→ Description of the task
Transcribe the listing word for word.

Stored dataset items:
^^^^
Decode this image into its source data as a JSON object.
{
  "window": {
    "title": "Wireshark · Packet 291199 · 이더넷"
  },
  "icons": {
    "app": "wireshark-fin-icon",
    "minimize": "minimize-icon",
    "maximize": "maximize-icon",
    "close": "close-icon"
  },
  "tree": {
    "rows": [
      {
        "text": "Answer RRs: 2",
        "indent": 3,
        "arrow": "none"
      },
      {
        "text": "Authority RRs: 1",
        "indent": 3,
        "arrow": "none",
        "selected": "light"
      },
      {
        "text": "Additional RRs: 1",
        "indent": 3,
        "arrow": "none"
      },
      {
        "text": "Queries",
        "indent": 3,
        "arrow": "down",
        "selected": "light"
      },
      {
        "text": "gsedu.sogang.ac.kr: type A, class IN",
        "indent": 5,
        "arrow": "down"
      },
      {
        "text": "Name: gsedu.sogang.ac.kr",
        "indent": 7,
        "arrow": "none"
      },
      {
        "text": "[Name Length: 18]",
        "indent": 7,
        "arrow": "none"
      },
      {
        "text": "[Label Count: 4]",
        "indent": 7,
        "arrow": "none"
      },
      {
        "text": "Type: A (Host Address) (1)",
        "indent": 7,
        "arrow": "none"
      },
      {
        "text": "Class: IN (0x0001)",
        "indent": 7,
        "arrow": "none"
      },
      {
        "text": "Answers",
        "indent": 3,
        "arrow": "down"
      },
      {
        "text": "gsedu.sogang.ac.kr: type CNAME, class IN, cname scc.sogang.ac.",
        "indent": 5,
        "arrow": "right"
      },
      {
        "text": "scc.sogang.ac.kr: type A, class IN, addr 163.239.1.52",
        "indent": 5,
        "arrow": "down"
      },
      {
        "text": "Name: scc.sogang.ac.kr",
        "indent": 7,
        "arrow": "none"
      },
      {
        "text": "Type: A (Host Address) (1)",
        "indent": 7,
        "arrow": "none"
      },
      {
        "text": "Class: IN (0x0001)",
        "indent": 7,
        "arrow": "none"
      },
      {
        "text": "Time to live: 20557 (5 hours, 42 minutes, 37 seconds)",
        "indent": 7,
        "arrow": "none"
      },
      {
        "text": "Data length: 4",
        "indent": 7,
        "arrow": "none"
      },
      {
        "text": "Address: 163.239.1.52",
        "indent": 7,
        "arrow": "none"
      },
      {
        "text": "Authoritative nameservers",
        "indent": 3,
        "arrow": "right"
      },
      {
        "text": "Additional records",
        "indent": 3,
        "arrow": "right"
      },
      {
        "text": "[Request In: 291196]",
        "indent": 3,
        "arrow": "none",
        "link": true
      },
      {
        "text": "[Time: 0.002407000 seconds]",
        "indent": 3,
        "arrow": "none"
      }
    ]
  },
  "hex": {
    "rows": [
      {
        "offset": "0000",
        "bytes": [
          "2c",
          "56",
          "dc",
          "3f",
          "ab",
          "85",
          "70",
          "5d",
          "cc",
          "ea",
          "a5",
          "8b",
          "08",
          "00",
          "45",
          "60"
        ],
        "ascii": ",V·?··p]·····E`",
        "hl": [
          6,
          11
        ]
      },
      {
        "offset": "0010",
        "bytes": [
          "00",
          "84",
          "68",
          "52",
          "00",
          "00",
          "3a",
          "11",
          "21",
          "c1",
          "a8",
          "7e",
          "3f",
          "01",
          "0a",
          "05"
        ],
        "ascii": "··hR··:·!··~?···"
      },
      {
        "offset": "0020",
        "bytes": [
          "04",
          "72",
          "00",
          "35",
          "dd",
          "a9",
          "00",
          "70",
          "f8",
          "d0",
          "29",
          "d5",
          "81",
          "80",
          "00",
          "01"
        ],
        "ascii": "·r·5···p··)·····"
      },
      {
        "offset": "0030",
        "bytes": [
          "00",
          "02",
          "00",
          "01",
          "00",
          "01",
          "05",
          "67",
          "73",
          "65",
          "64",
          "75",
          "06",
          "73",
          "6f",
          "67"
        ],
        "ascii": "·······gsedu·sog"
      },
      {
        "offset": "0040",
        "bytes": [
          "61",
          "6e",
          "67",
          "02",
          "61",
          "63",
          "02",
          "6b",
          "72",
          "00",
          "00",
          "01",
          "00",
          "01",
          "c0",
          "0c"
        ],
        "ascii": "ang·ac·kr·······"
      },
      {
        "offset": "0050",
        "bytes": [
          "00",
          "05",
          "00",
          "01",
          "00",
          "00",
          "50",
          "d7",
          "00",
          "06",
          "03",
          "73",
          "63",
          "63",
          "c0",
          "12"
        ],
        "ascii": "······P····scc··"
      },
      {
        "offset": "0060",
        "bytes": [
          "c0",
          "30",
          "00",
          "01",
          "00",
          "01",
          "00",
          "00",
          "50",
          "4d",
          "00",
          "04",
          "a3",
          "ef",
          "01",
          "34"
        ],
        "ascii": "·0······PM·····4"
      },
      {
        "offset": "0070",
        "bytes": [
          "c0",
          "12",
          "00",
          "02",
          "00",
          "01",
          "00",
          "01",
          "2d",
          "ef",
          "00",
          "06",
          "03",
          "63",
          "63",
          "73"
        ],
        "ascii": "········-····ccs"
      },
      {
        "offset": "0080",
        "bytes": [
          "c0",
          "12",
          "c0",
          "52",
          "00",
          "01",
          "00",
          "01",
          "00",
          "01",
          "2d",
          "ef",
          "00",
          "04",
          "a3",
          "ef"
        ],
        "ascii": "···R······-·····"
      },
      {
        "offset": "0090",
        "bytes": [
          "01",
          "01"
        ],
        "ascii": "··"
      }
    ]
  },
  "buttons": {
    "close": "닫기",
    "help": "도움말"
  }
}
^^^^
→ Correct output
Decode this image into its source data as a JSON object.
{
  "window": {
    "title": "Wireshark · Packet 291199 · 이더넷"
  },
  "icons": {
    "app": "wireshark-fin-icon",
    "minimize": "minimize-icon",
    "maximize": "maximize-icon",
    "close": "close-icon"
  },
  "tree": {
    "rows": [
      {
        "text": "Answer RRs: 2",
        "indent": 3,
        "arrow": "none"
      },
      {
        "text": "Authority RRs: 1",
        "indent": 3,
        "arrow": "none",
        "selected": "light"
      },
      {
        "text": "Additional RRs: 1",
        "indent": 3,
        "arrow": "none"
      },
      {
        "text": "Queries",
        "indent": 3,
        "arrow": "down",
        "selected": "light"
      },
      {
        "text": "gsedu.sogang.ac.kr: type A, class IN",
        "indent": 5,
        "arrow": "down"
      },
      {
        "text": "Name: gsedu.sogang.ac.kr",
        "indent": 7,
        "arrow": "none"
      },
      {
        "text": "[Name Length: 18]",
        "indent": 7,
        "arrow": "none"
      },
      {
        "text": "[Label Count: 4]",
        "indent": 7,
        "arrow": "none"
      },
      {
        "text": "Type: A (Host Address) (1)",
        "indent": 7,
        "arrow": "none"
      },
      {
        "text": "Class: IN (0x0001)",
        "indent": 7,
        "arrow": "none"
      },
      {
        "text": "Answers",
        "indent": 3,
        "arrow": "down"
      },
      {
        "text": "gsedu.sogang.ac.kr: type CNAME, class IN, cname scc.sogang.ac.",
        "indent": 5,
        "arrow": "right"
      },
      {
        "text": "scc.sogang.ac.kr: type A, class IN, addr 163.239.1.52",
        "indent": 5,
        "arrow": "down"
      },
      {
        "text": "Name: scc.sogang.ac.kr",
        "indent": 7,
        "arrow": "none"
      },
      {
        "text": "Type: A (Host Address) (1)",
        "indent": 7,
        "arrow": "none"
      },
      {
        "text": "Class: IN (0x0001)",
        "indent": 7,
        "arrow": "none"
      },
      {
        "text": "Time to live: 20557 (5 hours, 42 minutes, 37 seconds)",
        "indent": 7,
        "arrow": "none"
      },
      {
        "text": "Data length: 4",
        "indent": 7,
        "arrow": "none"
      },
      {
        "text": "Address: 163.239.1.52",
        "indent": 7,
        "arrow": "none"
      },
      {
        "text": "Authoritative nameservers",
        "indent": 3,
        "arrow": "right"
      },
      {
        "text": "Additional records",
        "indent": 3,
        "arrow": "right"
      },
      {
        "text": "[Request In: 291196]",
        "indent": 3,
        "arrow": "none",
        "link": true
      },
      {
        "text": "[Time: 0.002407000 seconds]",
        "indent": 3,
        "arrow": "none"
      }
    ]
  },
  "hex": {
    "rows": [
      {
        "offset": "0000",
        "bytes": [
          "2c",
          "56",
          "dc",
          "3f",
          "ab",
          "85",
          "70",
          "5d",
          "cc",
          "ea",
          "a5",
          "8b",
          "08",
          "00",
          "45",
          "60"
        ],
        "ascii": ",V·?··p]·····E`",
        "hl": [
          6,
          11
        ]
      },
      {
        "offset": "0010",
        "bytes": [
          "00",
          "84",
          "68",
          "52",
          "00",
          "00",
          "3a",
          "11",
          "21",
          "c1",
          "a8",
          "7e",
          "3f",
          "01",
          "0a",
          "05"
        ],
        "ascii": "··hR··:·!··~?···"
      },
      {
        "offset": "0020",
        "bytes": [
          "04",
          "72",
          "00",
          "35",
          "dd",
          "a9",
          "00",
          "70",
          "f8",
          "d0",
          "29",
          "d5",
          "81",
          "80",
          "00",
          "01"
        ],
        "ascii": "·r·5···p··)·····"
      },
      {
        "offset": "0030",
        "bytes": [
          "00",
          "02",
          "00",
          "01",
          "00",
          "01",
          "05",
          "67",
          "73",
          "65",
          "64",
          "75",
          "06",
          "73",
          "6f",
          "67"
        ],
        "ascii": "·······gsedu·sog"
      },
      {
        "offset": "0040",
        "bytes": [
          "61",
          "6e",
          "67",
          "02",
          "61",
          "63",
          "02",
          "6b",
          "72",
          "00",
          "00",
          "01",
          "00",
          "01",
          "c0",
          "0c"
        ],
        "ascii": "ang·ac·kr·······"
      },
      {
        "offset": "0050",
        "bytes": [
          "00",
          "05",
          "00",
          "01",
          "00",
          "00",
          "50",
          "d7",
          "00",
          "06",
          "03",
          "73",
          "63",
          "63",
          "c0",
          "12"
        ],
        "ascii": "······P····scc··"
      },
      {
        "offset": "0060",
        "bytes": [
          "c0",
          "30",
          "00",
          "01",
          "00",
          "01",
          "00",
          "00",
          "50",
          "4d",
          "00",
          "04",
          "a3",
          "ef",
          "01",
          "34"
        ],
        "ascii": "·0······PM·····4"
      },
      {
        "offset": "0070",
        "bytes": [
          "c0",
          "12",
          "00",
          "02",
          "00",
          "01",
          "00",
          "01",
          "2d",
          "ef",
          "00",
          "06",
          "03",
          "63",
          "63",
          "73"
        ],
        "ascii": "········-····ccs"
      },
      {
        "offset": "0080",
        "bytes": [
          "c0",
          "12",
          "c0",
          "52",
          "00",
          "01",
          "00",
          "01",
          "00",
          "01",
          "2d",
          "ef",
          "00",
          "04",
          "a3",
          "ef"
        ],
        "ascii": "···R······-·····"
      },
      {
        "offset": "0090",
        "bytes": [
          "01",
          "01"
        ],
        "ascii": "··"
      }
    ]
  },
  "buttons": {
    "close": "닫기",
    "help": "도움말"
  }
}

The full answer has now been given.